Exercise goal:
Your task is to transcribe all of the data below exactly, omitting the images.

Entries provided:
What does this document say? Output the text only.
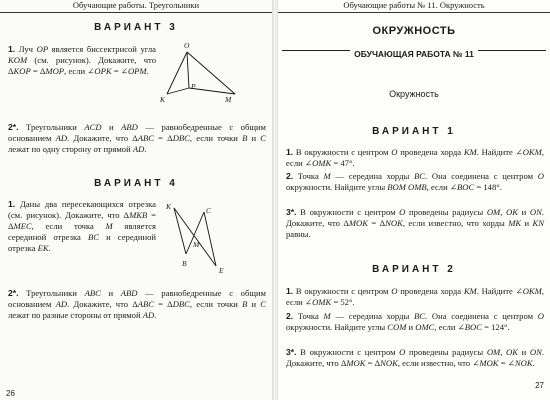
Обучающие работы. Треугольники
ВАРИАНТ 3

1. Луч OP является биссектрисой угла KOM (см. рисунок). Докажите, что ΔKOP = ΔMOP, если ∠OPK = ∠OPM.

O
P
K	M

2*. Треугольники ACD и ABD — равнобедренные с общим основанием AD. Докажите, что ΔABC = ΔDBC, если точки B и C лежат по одну сторону от прямой AD.

ВАРИАНТ 4

1. Даны два пересекающихся отрезка (см. рисунок). Докажите, что ΔMKB = ΔMEC, если точка M является серединой отрезка BC и серединой отрезка EK.

K	C
M
B
E

2*. Треугольники ABC и ABD — равнобедренные с общим основанием AD. Докажите, что ΔABC = ΔDBC, если точки B и C лежат по разные стороны от прямой AD.

26
Обучающие работы № 11. Окружность
ОКРУЖНОСТЬ
ОБУЧАЮЩАЯ РАБОТА № 11
Окружность
ВАРИАНТ 1

1. В окружности с центром O проведена хорда KM. Найдите ∠OKM, если ∠OMK = 47°.

2. Точка M — середина хорды BC. Она соединена с центром O окружности. Найдите углы BOM OMB, если ∠BOC = 148°.

3*. В окружности с центром O проведены радиусы OM, OK и ON. Докажите, что ΔMOK = ΔNOK, если известно, что хорды MK и KN равны.

ВАРИАНТ 2

1. В окружности с центром O проведена хорда KM. Найдите ∠OKM, если ∠OMK = 52°.

2. Точка M — середина хорды BC. Она соединена с центром O окружности. Найдите углы COM и OMC, если ∠BOC = 124°.

3*. В окружности с центром O проведены радиусы OM, OK и ON. Докажите, что ΔMOK = ΔNOK, если известно, что ∠MOK = ∠NOK.

27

Task response:
What does this document say? Output the text only.
Обучающие работы. Треугольники
ВАРИАНТ 3

1. Луч OP является биссектрисой угла KOM (см. рисунок). Докажите, что ΔKOP = ΔMOP, если ∠OPK = ∠OPM.

O
P
K	M

2*. Треугольники ACD и ABD — равнобедренные с общим основанием AD. Докажите, что ΔABC = ΔDBC, если точки B и C лежат по одну сторону от прямой AD.

ВАРИАНТ 4

1. Даны два пересекающихся отрезка (см. рисунок). Докажите, что ΔMKB = ΔMEC, если точка M является серединой отрезка BC и серединой отрезка EK.

K	C
M
B
E

2*. Треугольники ABC и ABD — равнобедренные с общим основанием AD. Докажите, что ΔABC = ΔDBC, если точки B и C лежат по разные стороны от прямой AD.

26
Обучающие работы № 11. Окружность
ОКРУЖНОСТЬ
ОБУЧАЮЩАЯ РАБОТА № 11
Окружность
ВАРИАНТ 1

1. В окружности с центром O проведена хорда KM. Найдите ∠OKM, если ∠OMK = 47°.

2. Точка M — середина хорды BC. Она соединена с центром O окружности. Найдите углы BOM OMB, если ∠BOC = 148°.

3*. В окружности с центром O проведены радиусы OM, OK и ON. Докажите, что ΔMOK = ΔNOK, если известно, что хорды MK и KN равны.

ВАРИАНТ 2

1. В окружности с центром O проведена хорда KM. Найдите ∠OKM, если ∠OMK = 52°.

2. Точка M — середина хорды BC. Она соединена с центром O окружности. Найдите углы COM и OMC, если ∠BOC = 124°.

3*. В окружности с центром O проведены радиусы OM, OK и ON. Докажите, что ΔMOK = ΔNOK, если известно, что ∠MOK = ∠NOK.

27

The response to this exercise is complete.